» Written problem: Set down all of the entries word for word, omitting the images they contain.

» Given data:
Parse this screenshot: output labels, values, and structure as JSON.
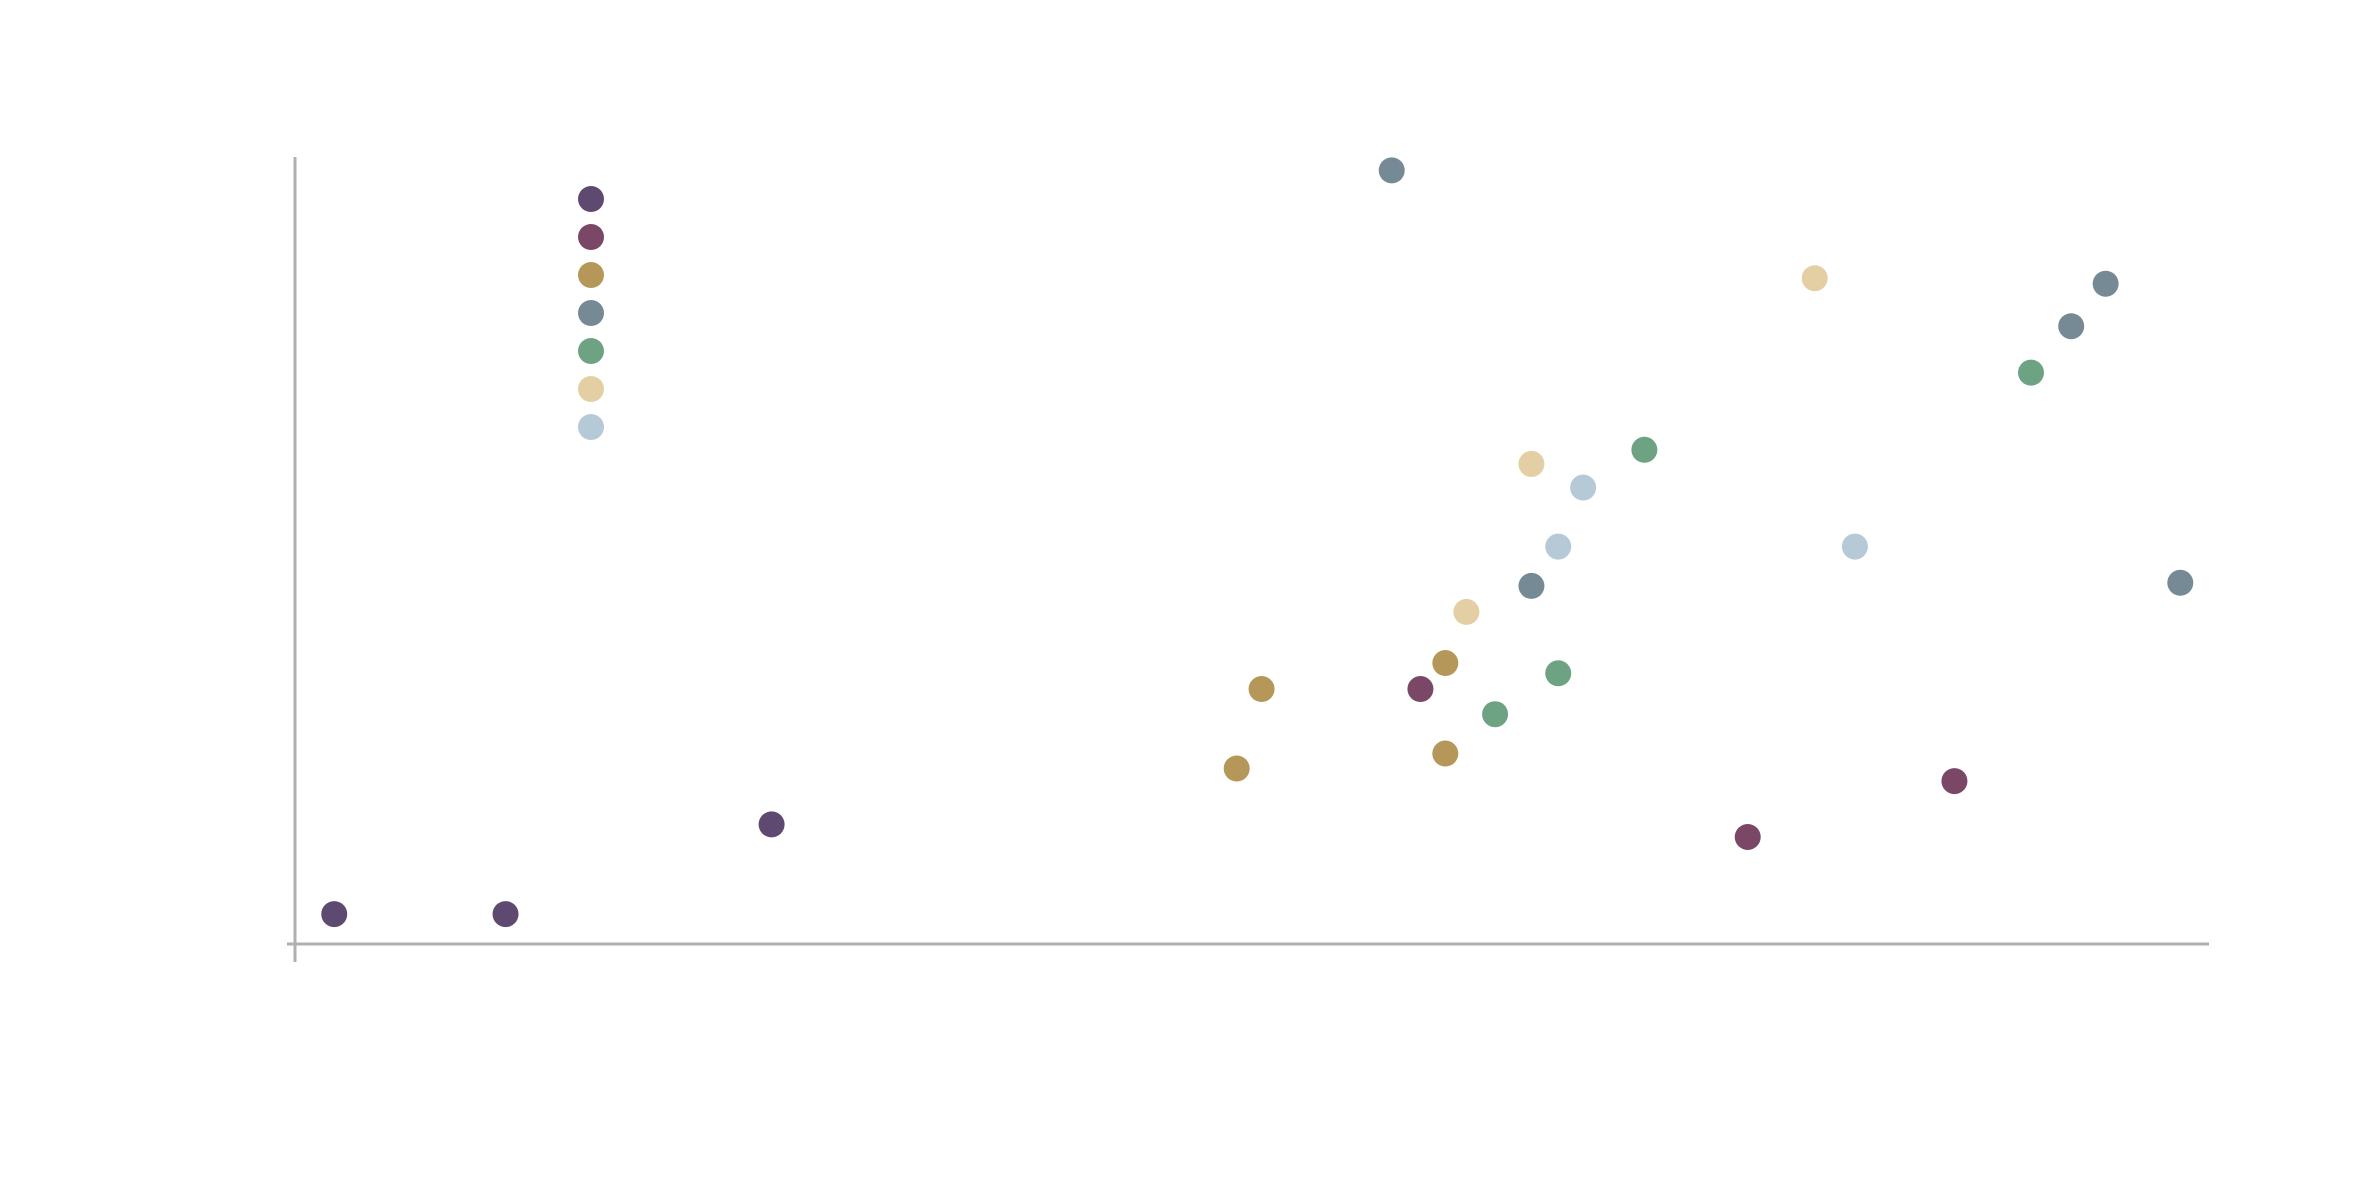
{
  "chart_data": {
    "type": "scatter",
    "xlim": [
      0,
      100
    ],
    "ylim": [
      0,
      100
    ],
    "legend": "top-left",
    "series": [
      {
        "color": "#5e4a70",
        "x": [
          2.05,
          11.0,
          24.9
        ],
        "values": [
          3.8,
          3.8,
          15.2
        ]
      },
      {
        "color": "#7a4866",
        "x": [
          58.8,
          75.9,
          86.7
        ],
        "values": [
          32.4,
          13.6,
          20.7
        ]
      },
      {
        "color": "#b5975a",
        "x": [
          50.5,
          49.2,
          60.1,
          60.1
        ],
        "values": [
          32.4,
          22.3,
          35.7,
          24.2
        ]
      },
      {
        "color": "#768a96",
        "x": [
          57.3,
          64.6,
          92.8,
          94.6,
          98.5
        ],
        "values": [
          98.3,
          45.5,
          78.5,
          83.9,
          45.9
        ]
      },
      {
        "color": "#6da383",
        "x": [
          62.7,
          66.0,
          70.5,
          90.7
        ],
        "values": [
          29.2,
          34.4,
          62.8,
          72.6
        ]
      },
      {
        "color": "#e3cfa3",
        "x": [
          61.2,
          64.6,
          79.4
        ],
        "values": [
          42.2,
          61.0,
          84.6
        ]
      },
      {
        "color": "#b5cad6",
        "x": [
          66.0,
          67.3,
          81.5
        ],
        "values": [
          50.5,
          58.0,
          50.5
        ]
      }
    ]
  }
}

» Finished task:
Parse this screenshot: output labels, values, and structure as JSON.
{
  "chart_data": {
    "type": "scatter",
    "xlim": [
      0,
      100
    ],
    "ylim": [
      0,
      100
    ],
    "legend": "top-left",
    "series": [
      {
        "color": "#5e4a70",
        "x": [
          2.05,
          11.0,
          24.9
        ],
        "values": [
          3.8,
          3.8,
          15.2
        ]
      },
      {
        "color": "#7a4866",
        "x": [
          58.8,
          75.9,
          86.7
        ],
        "values": [
          32.4,
          13.6,
          20.7
        ]
      },
      {
        "color": "#b5975a",
        "x": [
          50.5,
          49.2,
          60.1,
          60.1
        ],
        "values": [
          32.4,
          22.3,
          35.7,
          24.2
        ]
      },
      {
        "color": "#768a96",
        "x": [
          57.3,
          64.6,
          92.8,
          94.6,
          98.5
        ],
        "values": [
          98.3,
          45.5,
          78.5,
          83.9,
          45.9
        ]
      },
      {
        "color": "#6da383",
        "x": [
          62.7,
          66.0,
          70.5,
          90.7
        ],
        "values": [
          29.2,
          34.4,
          62.8,
          72.6
        ]
      },
      {
        "color": "#e3cfa3",
        "x": [
          61.2,
          64.6,
          79.4
        ],
        "values": [
          42.2,
          61.0,
          84.6
        ]
      },
      {
        "color": "#b5cad6",
        "x": [
          66.0,
          67.3,
          81.5
        ],
        "values": [
          50.5,
          58.0,
          50.5
        ]
      }
    ]
  }
}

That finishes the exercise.